- _EXCERPTED DATA_
::::
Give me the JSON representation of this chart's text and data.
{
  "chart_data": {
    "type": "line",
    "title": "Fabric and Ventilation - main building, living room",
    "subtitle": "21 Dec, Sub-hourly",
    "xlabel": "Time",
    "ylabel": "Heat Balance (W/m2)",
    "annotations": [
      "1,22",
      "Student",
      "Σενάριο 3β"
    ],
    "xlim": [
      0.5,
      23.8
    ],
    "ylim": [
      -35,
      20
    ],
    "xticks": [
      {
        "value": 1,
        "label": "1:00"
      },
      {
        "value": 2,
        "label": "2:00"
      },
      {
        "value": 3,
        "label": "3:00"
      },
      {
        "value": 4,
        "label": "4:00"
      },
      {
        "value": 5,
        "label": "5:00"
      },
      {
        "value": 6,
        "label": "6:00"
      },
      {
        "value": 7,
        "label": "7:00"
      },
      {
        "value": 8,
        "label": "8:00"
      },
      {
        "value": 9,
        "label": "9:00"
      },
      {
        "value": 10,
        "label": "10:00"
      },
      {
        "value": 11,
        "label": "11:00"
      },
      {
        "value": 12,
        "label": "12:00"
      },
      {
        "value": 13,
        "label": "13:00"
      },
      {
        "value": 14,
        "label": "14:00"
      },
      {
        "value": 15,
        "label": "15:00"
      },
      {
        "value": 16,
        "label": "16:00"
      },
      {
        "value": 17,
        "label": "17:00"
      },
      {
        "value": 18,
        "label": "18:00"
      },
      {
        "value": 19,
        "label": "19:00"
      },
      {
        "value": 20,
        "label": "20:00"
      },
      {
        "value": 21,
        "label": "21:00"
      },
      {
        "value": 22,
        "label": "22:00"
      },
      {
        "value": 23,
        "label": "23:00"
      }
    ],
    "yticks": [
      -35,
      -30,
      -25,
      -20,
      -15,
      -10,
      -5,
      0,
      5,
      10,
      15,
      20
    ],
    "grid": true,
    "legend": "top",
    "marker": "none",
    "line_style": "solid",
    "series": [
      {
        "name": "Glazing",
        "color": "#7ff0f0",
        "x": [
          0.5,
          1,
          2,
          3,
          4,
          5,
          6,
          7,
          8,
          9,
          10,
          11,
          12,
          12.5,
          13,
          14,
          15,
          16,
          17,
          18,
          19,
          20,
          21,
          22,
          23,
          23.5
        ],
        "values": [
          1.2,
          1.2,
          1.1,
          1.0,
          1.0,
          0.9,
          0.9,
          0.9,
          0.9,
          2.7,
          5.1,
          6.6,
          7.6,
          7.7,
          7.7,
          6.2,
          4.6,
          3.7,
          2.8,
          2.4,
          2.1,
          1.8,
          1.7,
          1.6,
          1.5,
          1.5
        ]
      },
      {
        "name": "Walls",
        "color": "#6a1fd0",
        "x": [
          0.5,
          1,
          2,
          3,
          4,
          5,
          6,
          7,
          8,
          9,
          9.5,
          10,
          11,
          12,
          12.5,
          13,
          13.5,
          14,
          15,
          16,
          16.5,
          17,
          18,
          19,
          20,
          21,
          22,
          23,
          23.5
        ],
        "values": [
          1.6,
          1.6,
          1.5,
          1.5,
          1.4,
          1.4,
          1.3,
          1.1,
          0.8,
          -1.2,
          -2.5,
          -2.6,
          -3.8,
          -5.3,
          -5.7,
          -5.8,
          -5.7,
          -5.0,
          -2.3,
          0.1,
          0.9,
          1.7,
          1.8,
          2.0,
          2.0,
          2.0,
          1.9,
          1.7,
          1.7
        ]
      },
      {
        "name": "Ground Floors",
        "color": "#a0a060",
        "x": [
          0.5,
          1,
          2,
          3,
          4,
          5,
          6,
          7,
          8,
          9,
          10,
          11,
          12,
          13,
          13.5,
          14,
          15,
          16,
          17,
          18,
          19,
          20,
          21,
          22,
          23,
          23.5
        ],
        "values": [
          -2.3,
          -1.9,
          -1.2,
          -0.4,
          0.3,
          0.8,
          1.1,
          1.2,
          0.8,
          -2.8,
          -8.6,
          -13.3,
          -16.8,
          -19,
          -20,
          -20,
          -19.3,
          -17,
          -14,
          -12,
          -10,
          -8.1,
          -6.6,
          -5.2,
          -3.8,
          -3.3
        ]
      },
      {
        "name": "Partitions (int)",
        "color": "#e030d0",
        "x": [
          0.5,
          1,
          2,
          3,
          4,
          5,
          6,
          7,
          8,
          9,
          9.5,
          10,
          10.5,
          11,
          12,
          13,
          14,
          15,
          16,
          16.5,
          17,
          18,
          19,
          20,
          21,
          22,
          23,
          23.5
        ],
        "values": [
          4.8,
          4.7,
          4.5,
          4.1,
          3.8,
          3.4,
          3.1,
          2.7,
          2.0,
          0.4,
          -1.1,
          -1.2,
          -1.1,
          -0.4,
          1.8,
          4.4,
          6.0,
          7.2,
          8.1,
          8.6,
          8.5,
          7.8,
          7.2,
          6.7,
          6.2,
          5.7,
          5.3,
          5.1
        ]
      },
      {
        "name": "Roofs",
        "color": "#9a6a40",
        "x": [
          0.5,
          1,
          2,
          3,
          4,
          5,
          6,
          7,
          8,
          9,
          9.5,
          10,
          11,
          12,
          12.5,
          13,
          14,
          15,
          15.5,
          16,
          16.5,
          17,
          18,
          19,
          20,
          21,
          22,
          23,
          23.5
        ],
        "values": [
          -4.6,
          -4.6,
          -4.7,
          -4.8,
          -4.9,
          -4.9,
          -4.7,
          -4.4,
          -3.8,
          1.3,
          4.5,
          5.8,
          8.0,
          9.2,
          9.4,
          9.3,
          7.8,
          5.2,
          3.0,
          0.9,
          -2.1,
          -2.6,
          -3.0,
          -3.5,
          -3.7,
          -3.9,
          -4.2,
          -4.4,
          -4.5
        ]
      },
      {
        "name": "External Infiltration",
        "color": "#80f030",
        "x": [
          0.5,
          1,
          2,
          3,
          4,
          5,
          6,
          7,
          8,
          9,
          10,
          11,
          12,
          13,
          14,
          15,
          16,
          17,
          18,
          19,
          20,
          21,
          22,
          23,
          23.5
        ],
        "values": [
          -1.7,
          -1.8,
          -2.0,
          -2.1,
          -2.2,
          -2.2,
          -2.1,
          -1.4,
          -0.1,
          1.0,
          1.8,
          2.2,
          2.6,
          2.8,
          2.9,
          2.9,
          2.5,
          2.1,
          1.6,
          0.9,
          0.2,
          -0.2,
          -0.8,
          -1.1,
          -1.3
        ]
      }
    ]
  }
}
::::
- _WHAT YOU HAVE TO DO_
Identify all lines where the word "color" shows up. Copy them.

- _RESULT_
        "color": "#7ff0f0",
        "color": "#6a1fd0",
        "color": "#a0a060",
        "color": "#e030d0",
        "color": "#9a6a40",
        "color": "#80f030",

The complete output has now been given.